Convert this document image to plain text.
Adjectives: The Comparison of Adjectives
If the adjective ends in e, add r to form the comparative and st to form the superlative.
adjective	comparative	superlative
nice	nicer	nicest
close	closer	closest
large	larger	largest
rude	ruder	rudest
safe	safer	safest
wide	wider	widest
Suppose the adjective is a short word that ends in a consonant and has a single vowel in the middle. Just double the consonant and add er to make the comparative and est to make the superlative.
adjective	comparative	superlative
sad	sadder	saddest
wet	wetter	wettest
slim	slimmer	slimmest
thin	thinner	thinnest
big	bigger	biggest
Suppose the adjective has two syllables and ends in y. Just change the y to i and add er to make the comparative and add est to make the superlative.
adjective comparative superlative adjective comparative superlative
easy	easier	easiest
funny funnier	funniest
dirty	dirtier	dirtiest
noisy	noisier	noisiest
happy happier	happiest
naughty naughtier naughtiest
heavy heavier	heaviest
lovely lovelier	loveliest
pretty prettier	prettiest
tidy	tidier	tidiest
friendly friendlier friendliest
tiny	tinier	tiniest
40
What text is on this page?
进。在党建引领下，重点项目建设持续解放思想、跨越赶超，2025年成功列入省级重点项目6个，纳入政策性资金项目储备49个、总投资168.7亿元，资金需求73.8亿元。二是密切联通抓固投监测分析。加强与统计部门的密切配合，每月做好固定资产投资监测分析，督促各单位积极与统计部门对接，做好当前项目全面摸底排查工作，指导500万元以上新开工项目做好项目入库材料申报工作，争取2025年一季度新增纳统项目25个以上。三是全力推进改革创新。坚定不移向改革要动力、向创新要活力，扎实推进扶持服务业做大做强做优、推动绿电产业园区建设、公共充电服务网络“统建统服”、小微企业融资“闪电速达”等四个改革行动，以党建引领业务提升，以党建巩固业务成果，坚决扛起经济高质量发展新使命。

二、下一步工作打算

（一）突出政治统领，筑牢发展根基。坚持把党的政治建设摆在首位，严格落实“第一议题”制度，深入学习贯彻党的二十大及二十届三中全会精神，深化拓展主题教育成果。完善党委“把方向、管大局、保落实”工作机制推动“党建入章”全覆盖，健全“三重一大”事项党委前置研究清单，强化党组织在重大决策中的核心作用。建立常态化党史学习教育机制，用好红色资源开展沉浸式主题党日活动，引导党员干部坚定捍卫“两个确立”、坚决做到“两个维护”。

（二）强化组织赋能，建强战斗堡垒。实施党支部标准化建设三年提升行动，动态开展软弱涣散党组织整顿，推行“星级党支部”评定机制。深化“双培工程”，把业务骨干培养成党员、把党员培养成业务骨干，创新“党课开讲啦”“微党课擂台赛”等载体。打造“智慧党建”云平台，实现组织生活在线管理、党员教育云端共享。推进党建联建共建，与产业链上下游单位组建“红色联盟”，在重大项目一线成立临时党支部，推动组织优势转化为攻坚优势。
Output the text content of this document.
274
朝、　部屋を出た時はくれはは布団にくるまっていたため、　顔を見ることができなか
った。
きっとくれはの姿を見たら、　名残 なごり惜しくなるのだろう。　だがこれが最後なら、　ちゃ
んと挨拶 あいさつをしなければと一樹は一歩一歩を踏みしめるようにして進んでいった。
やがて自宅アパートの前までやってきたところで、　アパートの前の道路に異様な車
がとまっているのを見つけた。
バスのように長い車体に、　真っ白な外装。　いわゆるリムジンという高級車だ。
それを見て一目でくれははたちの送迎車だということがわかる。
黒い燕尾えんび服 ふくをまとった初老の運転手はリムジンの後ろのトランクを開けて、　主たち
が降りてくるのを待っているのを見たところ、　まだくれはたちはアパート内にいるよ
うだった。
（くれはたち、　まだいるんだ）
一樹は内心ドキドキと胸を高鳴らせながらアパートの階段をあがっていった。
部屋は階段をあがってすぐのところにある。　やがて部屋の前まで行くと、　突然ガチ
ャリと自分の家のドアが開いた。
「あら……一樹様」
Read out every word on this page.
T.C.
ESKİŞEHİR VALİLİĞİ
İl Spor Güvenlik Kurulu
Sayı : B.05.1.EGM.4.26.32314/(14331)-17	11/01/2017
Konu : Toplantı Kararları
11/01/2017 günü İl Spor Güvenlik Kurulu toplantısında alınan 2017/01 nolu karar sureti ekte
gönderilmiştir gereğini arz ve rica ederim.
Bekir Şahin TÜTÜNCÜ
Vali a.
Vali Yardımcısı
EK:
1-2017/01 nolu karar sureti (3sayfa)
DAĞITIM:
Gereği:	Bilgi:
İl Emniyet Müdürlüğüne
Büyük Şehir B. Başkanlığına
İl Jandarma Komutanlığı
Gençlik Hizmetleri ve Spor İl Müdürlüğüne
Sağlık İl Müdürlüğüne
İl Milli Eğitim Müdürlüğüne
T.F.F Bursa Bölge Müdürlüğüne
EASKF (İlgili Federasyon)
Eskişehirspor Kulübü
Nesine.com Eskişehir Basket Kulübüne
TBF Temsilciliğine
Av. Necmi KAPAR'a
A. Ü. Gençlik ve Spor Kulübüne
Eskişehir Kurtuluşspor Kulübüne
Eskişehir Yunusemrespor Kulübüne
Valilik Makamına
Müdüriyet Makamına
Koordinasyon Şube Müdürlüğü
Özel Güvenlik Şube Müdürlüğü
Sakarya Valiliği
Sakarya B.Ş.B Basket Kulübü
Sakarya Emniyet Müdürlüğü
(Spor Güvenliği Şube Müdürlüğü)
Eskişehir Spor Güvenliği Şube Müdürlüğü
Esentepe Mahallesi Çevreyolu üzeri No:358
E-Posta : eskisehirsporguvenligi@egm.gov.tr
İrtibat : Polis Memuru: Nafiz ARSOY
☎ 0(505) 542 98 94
- - - - - - -
- Direction -
Pull out every line containing "this".

- Result of the exercise -
Convert this document image to plain text.
What text is on this page?
Output the text content of this document.
Read out every word on this page.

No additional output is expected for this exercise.